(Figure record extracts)
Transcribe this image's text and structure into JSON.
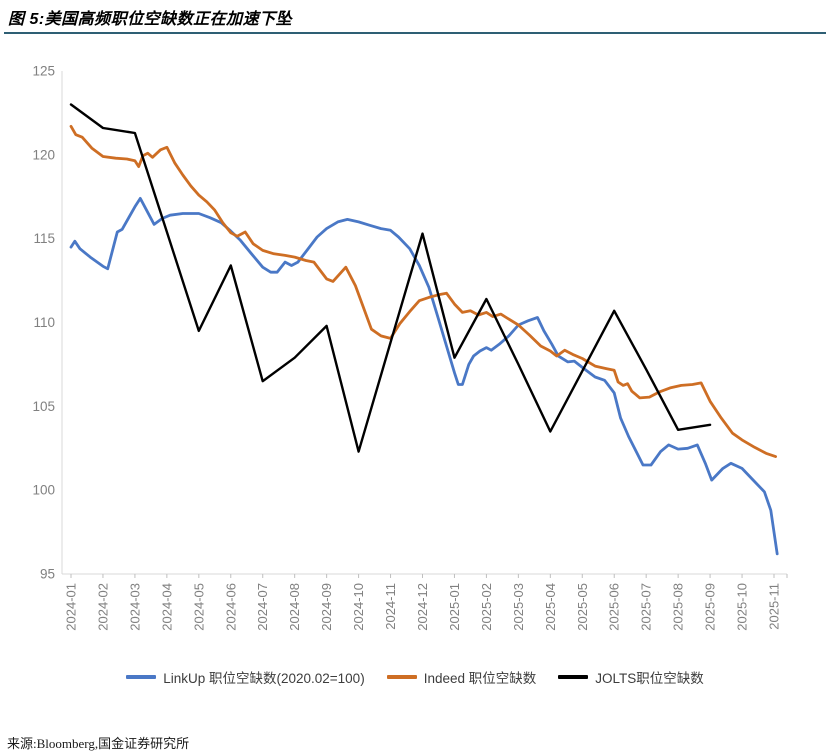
{
  "header": {
    "title": "图 5:美国高频职位空缺数正在加速下坠"
  },
  "style": {
    "underline_color": "#2e5f74"
  },
  "chart_data": {
    "type": "line",
    "title": "图 5:美国高频职位空缺数正在加速下坠",
    "xlabel": "",
    "ylabel": "",
    "ylim": [
      95,
      125
    ],
    "yticks": [
      95,
      100,
      105,
      110,
      115,
      120,
      125
    ],
    "grid": false,
    "legend_position": "bottom",
    "axis_color": "#d9d9d9",
    "tick_color": "#bfbfbf",
    "tick_label_color": "#808080",
    "categories": [
      "2024-01",
      "2024-02",
      "2024-03",
      "2024-04",
      "2024-05",
      "2024-06",
      "2024-07",
      "2024-08",
      "2024-09",
      "2024-10",
      "2024-11",
      "2024-12",
      "2025-01",
      "2025-02",
      "2025-03",
      "2025-04",
      "2025-05",
      "2025-06",
      "2025-07",
      "2025-08",
      "2025-09",
      "2025-10",
      "2025-11"
    ],
    "x_unit": "month index into categories (fractions = intra-month high-frequency readings)",
    "series": [
      {
        "id": "linkup",
        "name": "LinkUp 职位空缺数(2020.02=100)",
        "color": "#4a78c6",
        "width": 2.8,
        "x": [
          0,
          0.12,
          0.28,
          0.6,
          1.0,
          1.15,
          1.45,
          1.6,
          2.0,
          2.17,
          2.35,
          2.6,
          2.85,
          3.1,
          3.5,
          4.0,
          4.35,
          4.7,
          5.0,
          5.3,
          5.65,
          6.0,
          6.25,
          6.45,
          6.7,
          6.9,
          7.1,
          7.4,
          7.7,
          8.0,
          8.35,
          8.65,
          9.0,
          9.35,
          9.7,
          10.0,
          10.25,
          10.6,
          10.9,
          11.2,
          11.5,
          11.75,
          12.0,
          12.12,
          12.25,
          12.45,
          12.6,
          12.8,
          13.0,
          13.15,
          13.4,
          13.7,
          14.0,
          14.3,
          14.6,
          14.8,
          15.05,
          15.25,
          15.55,
          15.75,
          16.05,
          16.4,
          16.7,
          17.0,
          17.2,
          17.45,
          17.9,
          18.15,
          18.45,
          18.7,
          19.0,
          19.3,
          19.6,
          19.85,
          20.05,
          20.4,
          20.65,
          21.0,
          21.35,
          21.7,
          21.9,
          22.1
        ],
        "values": [
          114.5,
          114.85,
          114.4,
          113.9,
          113.35,
          113.2,
          115.4,
          115.55,
          116.9,
          117.4,
          116.75,
          115.85,
          116.2,
          116.4,
          116.5,
          116.5,
          116.25,
          115.95,
          115.45,
          114.9,
          114.1,
          113.3,
          113.0,
          113.0,
          113.6,
          113.4,
          113.6,
          114.35,
          115.1,
          115.6,
          116.0,
          116.15,
          116.0,
          115.8,
          115.6,
          115.5,
          115.1,
          114.4,
          113.4,
          112.1,
          110.2,
          108.6,
          107.0,
          106.3,
          106.3,
          107.5,
          108.0,
          108.3,
          108.5,
          108.35,
          108.7,
          109.2,
          109.85,
          110.1,
          110.3,
          109.5,
          108.7,
          108.0,
          107.65,
          107.7,
          107.25,
          106.75,
          106.55,
          105.8,
          104.3,
          103.2,
          101.5,
          101.5,
          102.3,
          102.7,
          102.45,
          102.5,
          102.7,
          101.6,
          100.6,
          101.3,
          101.6,
          101.3,
          100.6,
          99.9,
          98.8,
          96.2
        ]
      },
      {
        "id": "indeed",
        "name": "Indeed 职位空缺数",
        "color": "#ce6e24",
        "width": 2.8,
        "x": [
          0,
          0.15,
          0.35,
          0.65,
          1.0,
          1.4,
          1.75,
          2.0,
          2.12,
          2.25,
          2.4,
          2.55,
          2.8,
          3.0,
          3.25,
          3.5,
          3.75,
          4.0,
          4.25,
          4.5,
          4.75,
          5.0,
          5.2,
          5.45,
          5.7,
          6.0,
          6.35,
          6.7,
          7.0,
          7.35,
          7.6,
          8.0,
          8.2,
          8.6,
          8.9,
          9.15,
          9.4,
          9.7,
          10.0,
          10.3,
          10.6,
          10.9,
          11.2,
          11.5,
          11.75,
          12.0,
          12.25,
          12.5,
          12.75,
          13.0,
          13.2,
          13.45,
          13.7,
          14.0,
          14.35,
          14.7,
          15.0,
          15.2,
          15.45,
          15.7,
          16.0,
          16.4,
          16.75,
          17.0,
          17.12,
          17.28,
          17.42,
          17.55,
          17.8,
          18.1,
          18.4,
          18.75,
          19.1,
          19.45,
          19.72,
          20.0,
          20.35,
          20.7,
          21.0,
          21.4,
          21.75,
          22.05
        ],
        "values": [
          121.7,
          121.2,
          121.05,
          120.4,
          119.9,
          119.8,
          119.75,
          119.65,
          119.3,
          119.95,
          120.1,
          119.85,
          120.3,
          120.45,
          119.5,
          118.8,
          118.15,
          117.6,
          117.2,
          116.7,
          115.95,
          115.35,
          115.15,
          115.4,
          114.7,
          114.3,
          114.1,
          114.0,
          113.9,
          113.7,
          113.6,
          112.6,
          112.45,
          113.3,
          112.2,
          110.9,
          109.6,
          109.2,
          109.05,
          109.95,
          110.65,
          111.3,
          111.5,
          111.65,
          111.75,
          111.1,
          110.6,
          110.7,
          110.45,
          110.6,
          110.35,
          110.5,
          110.2,
          109.85,
          109.25,
          108.6,
          108.3,
          108.0,
          108.35,
          108.1,
          107.85,
          107.4,
          107.25,
          107.15,
          106.45,
          106.25,
          106.35,
          105.9,
          105.5,
          105.55,
          105.85,
          106.1,
          106.25,
          106.3,
          106.4,
          105.3,
          104.3,
          103.4,
          103.0,
          102.55,
          102.2,
          102.0
        ]
      },
      {
        "id": "jolts",
        "name": "JOLTS职位空缺数",
        "color": "#000000",
        "width": 2.4,
        "x": [
          0,
          1,
          2,
          3,
          4,
          5,
          6,
          7,
          8,
          9,
          10,
          11,
          12,
          13,
          14,
          15,
          16,
          17,
          18,
          19,
          20
        ],
        "values": [
          123.0,
          121.6,
          121.3,
          115.4,
          109.5,
          113.4,
          106.5,
          107.9,
          109.8,
          102.3,
          108.8,
          115.3,
          107.9,
          111.4,
          107.5,
          103.5,
          107.1,
          110.7,
          107.2,
          103.6,
          103.9
        ]
      }
    ]
  },
  "footer": {
    "source": "来源:Bloomberg,国金证券研究所"
  }
}
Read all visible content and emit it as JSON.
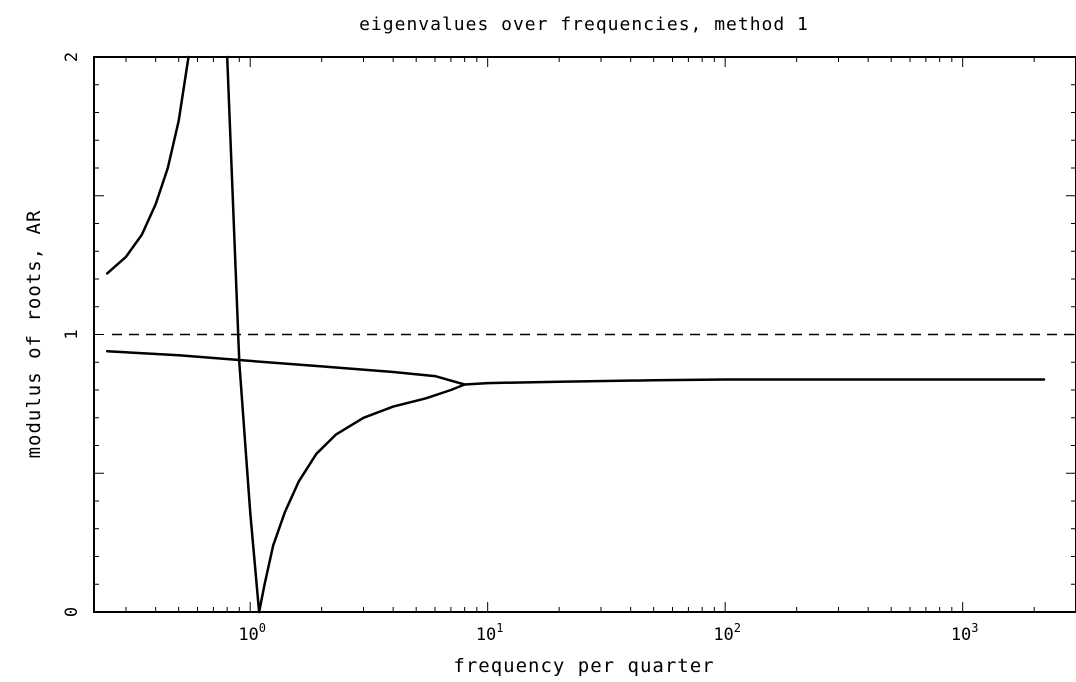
{
  "chart_data": {
    "type": "line",
    "title": "eigenvalues over frequencies, method 1",
    "xlabel": "frequency per quarter",
    "ylabel": "modulus of roots, AR",
    "x_scale": "log",
    "xlim": [
      0.22,
      3000
    ],
    "ylim": [
      0,
      2
    ],
    "x_ticks": [
      {
        "base": "10",
        "exp": "0",
        "value": 1
      },
      {
        "base": "10",
        "exp": "1",
        "value": 10
      },
      {
        "base": "10",
        "exp": "2",
        "value": 100
      },
      {
        "base": "10",
        "exp": "3",
        "value": 1000
      }
    ],
    "y_ticks": [
      {
        "label": "0",
        "value": 0
      },
      {
        "label": "1",
        "value": 1
      },
      {
        "label": "2",
        "value": 2
      }
    ],
    "grid": false,
    "reference_lines": [
      {
        "y": 1,
        "style": "dashed",
        "color": "#000000"
      }
    ],
    "series": [
      {
        "color": "#000000",
        "points": [
          [
            0.25,
            1.22
          ],
          [
            0.3,
            1.28
          ],
          [
            0.35,
            1.36
          ],
          [
            0.4,
            1.47
          ],
          [
            0.45,
            1.6
          ],
          [
            0.5,
            1.77
          ],
          [
            0.55,
            2.0
          ]
        ]
      },
      {
        "color": "#000000",
        "points": [
          [
            0.8,
            2.0
          ],
          [
            0.9,
            0.9
          ],
          [
            1.0,
            0.36
          ],
          [
            1.09,
            0.0
          ]
        ]
      },
      {
        "color": "#000000",
        "points": [
          [
            1.09,
            0.0
          ],
          [
            1.15,
            0.1
          ],
          [
            1.25,
            0.24
          ],
          [
            1.4,
            0.36
          ],
          [
            1.6,
            0.47
          ],
          [
            1.9,
            0.57
          ],
          [
            2.3,
            0.64
          ],
          [
            3.0,
            0.7
          ],
          [
            4.0,
            0.74
          ],
          [
            5.5,
            0.77
          ],
          [
            7.0,
            0.8
          ],
          [
            8.0,
            0.82
          ]
        ]
      },
      {
        "color": "#000000",
        "points": [
          [
            0.25,
            0.94
          ],
          [
            0.5,
            0.925
          ],
          [
            1.0,
            0.905
          ],
          [
            2.0,
            0.885
          ],
          [
            4.0,
            0.865
          ],
          [
            6.0,
            0.85
          ],
          [
            8.0,
            0.82
          ],
          [
            10.0,
            0.825
          ],
          [
            20.0,
            0.83
          ],
          [
            50.0,
            0.835
          ],
          [
            100.0,
            0.838
          ],
          [
            500.0,
            0.838
          ],
          [
            2200.0,
            0.838
          ]
        ]
      }
    ]
  }
}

- _What you are asked to do_
Your answer should be a single number: the count of lines in the data that include the word "name".

- _Solution to this task_
3